### Information supplied
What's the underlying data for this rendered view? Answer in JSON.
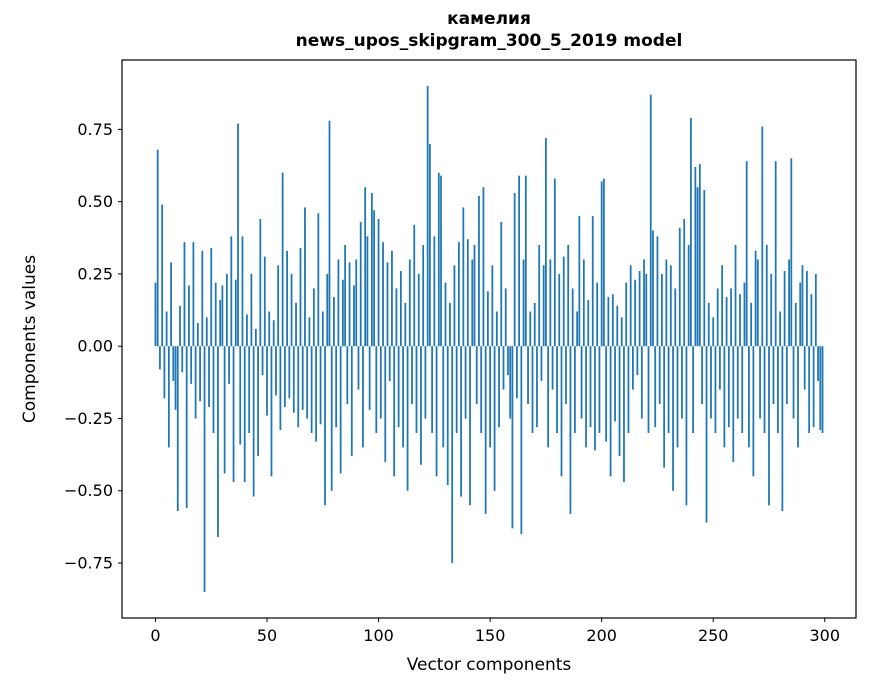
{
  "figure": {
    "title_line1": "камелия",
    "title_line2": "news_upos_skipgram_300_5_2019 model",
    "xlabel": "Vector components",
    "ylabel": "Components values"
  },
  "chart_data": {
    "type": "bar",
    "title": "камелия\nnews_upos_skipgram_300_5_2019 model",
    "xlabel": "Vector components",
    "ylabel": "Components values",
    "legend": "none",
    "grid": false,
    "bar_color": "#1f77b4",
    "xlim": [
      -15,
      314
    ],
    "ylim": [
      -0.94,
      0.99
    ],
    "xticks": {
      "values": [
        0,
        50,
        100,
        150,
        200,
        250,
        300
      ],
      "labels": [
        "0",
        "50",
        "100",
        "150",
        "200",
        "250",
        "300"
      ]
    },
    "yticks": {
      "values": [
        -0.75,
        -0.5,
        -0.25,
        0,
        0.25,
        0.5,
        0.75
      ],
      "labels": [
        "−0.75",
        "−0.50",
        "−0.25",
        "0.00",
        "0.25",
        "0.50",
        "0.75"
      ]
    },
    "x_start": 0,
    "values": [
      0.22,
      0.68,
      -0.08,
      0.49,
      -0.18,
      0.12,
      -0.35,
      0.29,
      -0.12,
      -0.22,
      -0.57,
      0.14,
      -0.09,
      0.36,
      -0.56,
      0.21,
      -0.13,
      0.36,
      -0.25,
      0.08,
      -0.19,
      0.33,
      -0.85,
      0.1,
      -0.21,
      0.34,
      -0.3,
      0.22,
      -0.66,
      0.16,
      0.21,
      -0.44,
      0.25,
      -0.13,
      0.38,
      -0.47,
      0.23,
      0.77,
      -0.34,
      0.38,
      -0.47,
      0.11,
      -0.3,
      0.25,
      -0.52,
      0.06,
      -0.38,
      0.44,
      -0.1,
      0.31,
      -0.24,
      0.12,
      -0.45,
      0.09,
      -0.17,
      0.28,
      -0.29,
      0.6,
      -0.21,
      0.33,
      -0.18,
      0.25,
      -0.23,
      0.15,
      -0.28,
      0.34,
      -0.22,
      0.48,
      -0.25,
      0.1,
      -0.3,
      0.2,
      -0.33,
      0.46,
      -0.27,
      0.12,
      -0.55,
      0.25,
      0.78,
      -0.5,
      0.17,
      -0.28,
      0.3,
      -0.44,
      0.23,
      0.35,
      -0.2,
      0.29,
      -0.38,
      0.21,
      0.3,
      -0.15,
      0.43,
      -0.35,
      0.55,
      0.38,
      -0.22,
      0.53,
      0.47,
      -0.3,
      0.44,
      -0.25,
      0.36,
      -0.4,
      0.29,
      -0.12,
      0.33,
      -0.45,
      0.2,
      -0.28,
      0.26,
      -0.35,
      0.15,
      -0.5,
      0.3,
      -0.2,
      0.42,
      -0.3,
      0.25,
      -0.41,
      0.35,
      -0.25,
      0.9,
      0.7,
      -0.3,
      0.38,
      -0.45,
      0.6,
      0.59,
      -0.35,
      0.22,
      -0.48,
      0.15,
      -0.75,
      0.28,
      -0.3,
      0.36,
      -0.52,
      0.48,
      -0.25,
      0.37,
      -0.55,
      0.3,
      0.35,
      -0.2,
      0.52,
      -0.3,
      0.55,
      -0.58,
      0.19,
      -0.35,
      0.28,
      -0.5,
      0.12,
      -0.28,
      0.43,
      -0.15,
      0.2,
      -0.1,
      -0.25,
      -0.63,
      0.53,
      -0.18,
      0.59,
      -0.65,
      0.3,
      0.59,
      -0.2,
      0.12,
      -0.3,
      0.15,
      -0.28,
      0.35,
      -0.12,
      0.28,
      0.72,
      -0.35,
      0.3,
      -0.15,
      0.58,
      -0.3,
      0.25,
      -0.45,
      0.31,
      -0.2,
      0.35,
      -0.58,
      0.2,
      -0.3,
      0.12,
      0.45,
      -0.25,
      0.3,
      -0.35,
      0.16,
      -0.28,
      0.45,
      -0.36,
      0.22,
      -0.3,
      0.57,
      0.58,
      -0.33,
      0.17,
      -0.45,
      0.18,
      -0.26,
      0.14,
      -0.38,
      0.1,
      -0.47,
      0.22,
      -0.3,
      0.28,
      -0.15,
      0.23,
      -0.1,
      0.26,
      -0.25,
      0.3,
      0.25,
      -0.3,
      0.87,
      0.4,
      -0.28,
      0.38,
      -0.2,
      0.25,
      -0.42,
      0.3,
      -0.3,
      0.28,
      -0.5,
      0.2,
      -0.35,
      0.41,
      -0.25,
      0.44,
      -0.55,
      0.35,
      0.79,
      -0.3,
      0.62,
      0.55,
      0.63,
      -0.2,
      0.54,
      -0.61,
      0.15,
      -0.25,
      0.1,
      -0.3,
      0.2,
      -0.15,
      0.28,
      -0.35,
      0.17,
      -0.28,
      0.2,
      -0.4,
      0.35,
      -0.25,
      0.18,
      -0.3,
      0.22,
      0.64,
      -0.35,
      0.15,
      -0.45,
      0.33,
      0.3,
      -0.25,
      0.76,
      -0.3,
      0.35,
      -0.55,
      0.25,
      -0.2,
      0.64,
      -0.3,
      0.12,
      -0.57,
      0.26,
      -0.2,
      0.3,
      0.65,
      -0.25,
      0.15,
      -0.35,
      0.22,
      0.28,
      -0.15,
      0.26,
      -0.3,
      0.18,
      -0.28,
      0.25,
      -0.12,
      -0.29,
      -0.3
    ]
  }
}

==

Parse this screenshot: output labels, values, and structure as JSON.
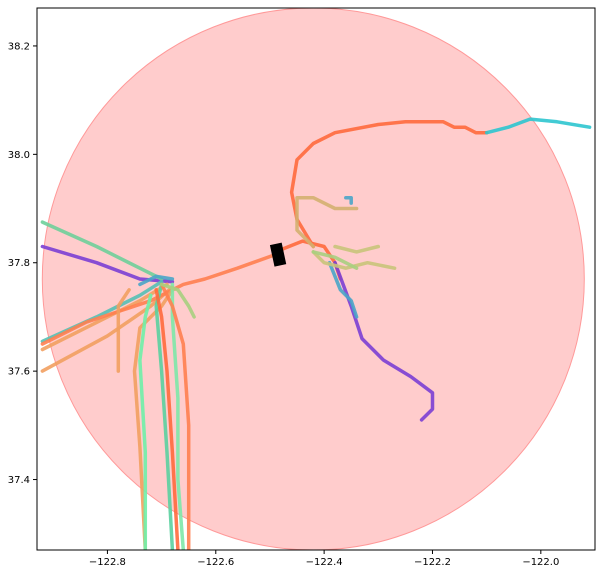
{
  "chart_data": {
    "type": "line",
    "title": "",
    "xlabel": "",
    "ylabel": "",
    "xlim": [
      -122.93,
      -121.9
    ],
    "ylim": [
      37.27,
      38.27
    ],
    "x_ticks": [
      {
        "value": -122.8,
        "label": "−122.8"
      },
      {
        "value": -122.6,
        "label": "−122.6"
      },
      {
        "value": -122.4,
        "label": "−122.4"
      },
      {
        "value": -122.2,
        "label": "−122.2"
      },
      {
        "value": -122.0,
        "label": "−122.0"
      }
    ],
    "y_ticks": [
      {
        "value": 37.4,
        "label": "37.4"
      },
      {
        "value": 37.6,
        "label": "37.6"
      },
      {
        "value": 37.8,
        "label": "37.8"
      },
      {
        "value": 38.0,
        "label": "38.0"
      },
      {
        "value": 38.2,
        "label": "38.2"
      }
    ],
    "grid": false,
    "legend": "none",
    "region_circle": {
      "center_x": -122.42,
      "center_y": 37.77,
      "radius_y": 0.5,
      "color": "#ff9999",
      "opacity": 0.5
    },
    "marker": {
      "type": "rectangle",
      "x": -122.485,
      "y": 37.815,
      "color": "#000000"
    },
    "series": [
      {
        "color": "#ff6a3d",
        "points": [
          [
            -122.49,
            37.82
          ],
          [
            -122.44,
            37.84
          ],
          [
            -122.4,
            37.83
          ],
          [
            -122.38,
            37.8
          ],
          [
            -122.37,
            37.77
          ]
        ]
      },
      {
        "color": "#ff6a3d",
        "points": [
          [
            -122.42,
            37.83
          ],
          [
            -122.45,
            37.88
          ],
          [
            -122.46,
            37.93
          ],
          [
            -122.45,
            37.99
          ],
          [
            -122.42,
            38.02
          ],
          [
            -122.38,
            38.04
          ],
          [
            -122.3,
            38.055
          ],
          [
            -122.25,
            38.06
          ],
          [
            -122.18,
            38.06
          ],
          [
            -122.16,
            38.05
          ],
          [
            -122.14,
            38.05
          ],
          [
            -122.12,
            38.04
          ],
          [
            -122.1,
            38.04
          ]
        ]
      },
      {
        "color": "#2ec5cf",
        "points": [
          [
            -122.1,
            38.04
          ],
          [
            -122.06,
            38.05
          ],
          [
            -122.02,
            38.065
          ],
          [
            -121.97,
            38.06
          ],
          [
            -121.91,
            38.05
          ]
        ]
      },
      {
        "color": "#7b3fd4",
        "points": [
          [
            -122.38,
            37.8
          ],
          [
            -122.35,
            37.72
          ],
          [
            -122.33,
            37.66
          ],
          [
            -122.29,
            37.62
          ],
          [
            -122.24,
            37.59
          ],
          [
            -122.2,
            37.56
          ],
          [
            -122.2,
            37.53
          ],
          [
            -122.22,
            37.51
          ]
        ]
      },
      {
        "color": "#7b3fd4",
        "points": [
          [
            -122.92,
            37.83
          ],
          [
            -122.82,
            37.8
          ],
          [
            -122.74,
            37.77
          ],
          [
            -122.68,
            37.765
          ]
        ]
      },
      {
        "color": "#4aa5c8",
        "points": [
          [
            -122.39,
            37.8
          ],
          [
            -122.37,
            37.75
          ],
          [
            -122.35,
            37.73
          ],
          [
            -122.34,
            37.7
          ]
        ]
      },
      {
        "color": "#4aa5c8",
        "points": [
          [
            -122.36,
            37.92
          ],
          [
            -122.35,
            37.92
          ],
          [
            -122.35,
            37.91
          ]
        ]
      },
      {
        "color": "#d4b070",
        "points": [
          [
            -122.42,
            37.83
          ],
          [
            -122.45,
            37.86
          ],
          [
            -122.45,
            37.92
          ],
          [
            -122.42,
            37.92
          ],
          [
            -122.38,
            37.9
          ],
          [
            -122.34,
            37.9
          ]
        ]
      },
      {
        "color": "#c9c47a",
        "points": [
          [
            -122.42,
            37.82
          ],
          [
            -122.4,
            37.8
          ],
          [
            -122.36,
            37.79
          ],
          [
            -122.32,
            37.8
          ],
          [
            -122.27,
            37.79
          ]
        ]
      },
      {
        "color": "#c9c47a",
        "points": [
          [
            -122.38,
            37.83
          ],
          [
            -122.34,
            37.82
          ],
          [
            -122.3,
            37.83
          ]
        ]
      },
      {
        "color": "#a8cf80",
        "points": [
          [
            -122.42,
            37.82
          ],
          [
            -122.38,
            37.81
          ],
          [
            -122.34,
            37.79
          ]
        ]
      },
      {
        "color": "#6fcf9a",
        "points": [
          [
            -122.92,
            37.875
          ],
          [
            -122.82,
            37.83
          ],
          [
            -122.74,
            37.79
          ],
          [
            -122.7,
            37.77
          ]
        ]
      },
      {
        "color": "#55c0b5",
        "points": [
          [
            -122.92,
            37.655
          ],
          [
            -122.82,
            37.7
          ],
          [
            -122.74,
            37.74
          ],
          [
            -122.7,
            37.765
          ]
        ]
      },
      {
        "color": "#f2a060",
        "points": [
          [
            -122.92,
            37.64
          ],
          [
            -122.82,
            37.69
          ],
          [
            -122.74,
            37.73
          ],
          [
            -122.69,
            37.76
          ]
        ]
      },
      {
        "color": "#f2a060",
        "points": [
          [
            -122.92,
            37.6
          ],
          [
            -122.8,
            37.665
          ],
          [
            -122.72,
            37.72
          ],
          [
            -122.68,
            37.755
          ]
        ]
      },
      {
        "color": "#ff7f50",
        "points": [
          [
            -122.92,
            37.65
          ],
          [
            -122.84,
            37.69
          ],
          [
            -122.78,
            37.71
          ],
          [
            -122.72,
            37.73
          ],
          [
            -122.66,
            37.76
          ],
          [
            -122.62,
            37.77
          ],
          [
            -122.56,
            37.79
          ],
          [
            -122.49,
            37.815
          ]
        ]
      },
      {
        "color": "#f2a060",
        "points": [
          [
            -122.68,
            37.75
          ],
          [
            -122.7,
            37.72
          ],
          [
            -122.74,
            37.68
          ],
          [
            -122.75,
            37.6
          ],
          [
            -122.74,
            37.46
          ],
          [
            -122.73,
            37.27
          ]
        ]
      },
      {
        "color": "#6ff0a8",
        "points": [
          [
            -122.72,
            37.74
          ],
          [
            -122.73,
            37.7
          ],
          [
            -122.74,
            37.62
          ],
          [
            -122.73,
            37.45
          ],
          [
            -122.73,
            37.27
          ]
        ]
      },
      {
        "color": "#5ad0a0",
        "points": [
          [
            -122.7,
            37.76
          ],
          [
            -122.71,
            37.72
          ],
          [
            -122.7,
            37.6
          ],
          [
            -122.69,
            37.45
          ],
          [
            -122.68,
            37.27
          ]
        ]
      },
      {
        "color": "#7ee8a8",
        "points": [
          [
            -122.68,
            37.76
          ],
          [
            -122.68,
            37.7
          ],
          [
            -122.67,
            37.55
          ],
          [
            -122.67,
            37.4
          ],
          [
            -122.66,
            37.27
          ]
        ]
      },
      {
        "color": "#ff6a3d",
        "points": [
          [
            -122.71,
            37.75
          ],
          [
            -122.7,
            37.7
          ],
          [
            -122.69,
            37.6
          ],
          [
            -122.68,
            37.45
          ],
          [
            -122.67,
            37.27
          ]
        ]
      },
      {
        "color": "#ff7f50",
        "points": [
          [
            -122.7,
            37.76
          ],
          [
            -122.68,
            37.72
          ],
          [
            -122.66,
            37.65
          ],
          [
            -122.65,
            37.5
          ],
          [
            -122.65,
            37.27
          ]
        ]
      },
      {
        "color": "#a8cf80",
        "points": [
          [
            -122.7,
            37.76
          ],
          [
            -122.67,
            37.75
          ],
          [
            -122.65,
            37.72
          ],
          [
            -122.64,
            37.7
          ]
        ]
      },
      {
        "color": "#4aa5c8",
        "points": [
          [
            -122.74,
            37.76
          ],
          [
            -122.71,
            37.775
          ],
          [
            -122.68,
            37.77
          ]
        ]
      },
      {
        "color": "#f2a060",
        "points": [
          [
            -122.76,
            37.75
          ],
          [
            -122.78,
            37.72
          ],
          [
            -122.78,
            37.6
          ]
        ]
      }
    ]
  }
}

==

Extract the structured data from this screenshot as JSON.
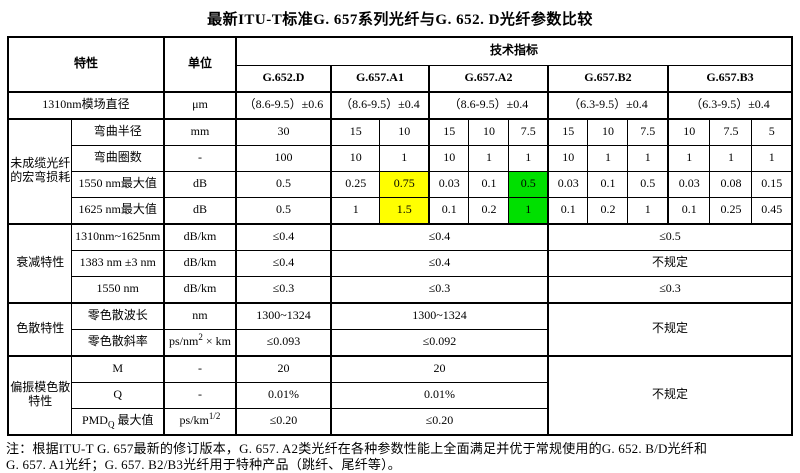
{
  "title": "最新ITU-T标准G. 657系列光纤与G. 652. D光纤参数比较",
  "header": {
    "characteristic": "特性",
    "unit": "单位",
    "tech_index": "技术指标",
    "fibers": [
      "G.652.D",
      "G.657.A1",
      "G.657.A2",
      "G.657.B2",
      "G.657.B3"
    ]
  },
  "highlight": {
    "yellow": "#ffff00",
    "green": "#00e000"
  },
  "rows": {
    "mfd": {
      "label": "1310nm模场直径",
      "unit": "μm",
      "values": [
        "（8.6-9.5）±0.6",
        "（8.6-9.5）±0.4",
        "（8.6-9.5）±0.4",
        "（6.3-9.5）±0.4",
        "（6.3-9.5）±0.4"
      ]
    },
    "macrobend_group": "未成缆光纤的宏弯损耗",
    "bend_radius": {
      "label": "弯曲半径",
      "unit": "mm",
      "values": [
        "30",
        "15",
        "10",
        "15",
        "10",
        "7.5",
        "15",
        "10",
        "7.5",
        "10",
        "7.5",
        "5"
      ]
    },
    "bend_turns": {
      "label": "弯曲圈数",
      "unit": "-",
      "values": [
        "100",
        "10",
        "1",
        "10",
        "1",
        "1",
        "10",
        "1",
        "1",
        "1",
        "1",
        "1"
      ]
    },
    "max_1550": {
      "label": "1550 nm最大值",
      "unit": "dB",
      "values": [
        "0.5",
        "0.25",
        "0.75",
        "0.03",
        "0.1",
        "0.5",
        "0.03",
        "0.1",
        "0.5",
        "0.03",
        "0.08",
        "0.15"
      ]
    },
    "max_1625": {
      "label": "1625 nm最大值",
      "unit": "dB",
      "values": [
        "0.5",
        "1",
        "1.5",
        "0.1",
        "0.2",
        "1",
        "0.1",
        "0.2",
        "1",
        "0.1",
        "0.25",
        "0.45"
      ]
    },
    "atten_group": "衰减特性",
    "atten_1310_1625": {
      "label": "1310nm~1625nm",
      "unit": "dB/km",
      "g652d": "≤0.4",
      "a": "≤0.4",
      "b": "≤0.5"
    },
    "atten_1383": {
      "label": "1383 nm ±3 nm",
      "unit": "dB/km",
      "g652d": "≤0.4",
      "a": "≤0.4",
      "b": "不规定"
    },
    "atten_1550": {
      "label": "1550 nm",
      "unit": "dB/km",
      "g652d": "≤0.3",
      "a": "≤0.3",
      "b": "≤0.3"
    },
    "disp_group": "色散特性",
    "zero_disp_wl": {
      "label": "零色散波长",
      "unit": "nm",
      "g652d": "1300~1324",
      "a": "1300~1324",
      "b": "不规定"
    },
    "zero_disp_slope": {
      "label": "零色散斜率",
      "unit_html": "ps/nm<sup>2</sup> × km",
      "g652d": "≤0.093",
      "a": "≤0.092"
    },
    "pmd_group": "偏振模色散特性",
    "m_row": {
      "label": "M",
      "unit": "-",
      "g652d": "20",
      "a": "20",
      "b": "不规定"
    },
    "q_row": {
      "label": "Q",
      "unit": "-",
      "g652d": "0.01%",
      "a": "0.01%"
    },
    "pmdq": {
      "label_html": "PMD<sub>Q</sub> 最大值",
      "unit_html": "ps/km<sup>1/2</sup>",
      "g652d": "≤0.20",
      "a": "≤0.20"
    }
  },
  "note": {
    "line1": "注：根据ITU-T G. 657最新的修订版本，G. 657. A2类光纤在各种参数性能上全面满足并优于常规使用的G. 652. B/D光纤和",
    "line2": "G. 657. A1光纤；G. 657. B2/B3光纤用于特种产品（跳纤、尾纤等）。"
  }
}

### Aim of the task
Go through the entries above and copy every line containing "screenshot".

### Result of the task
Parse this screenshot: output labels, values, and structure as JSON.
Extract the structured data from this screenshot as JSON.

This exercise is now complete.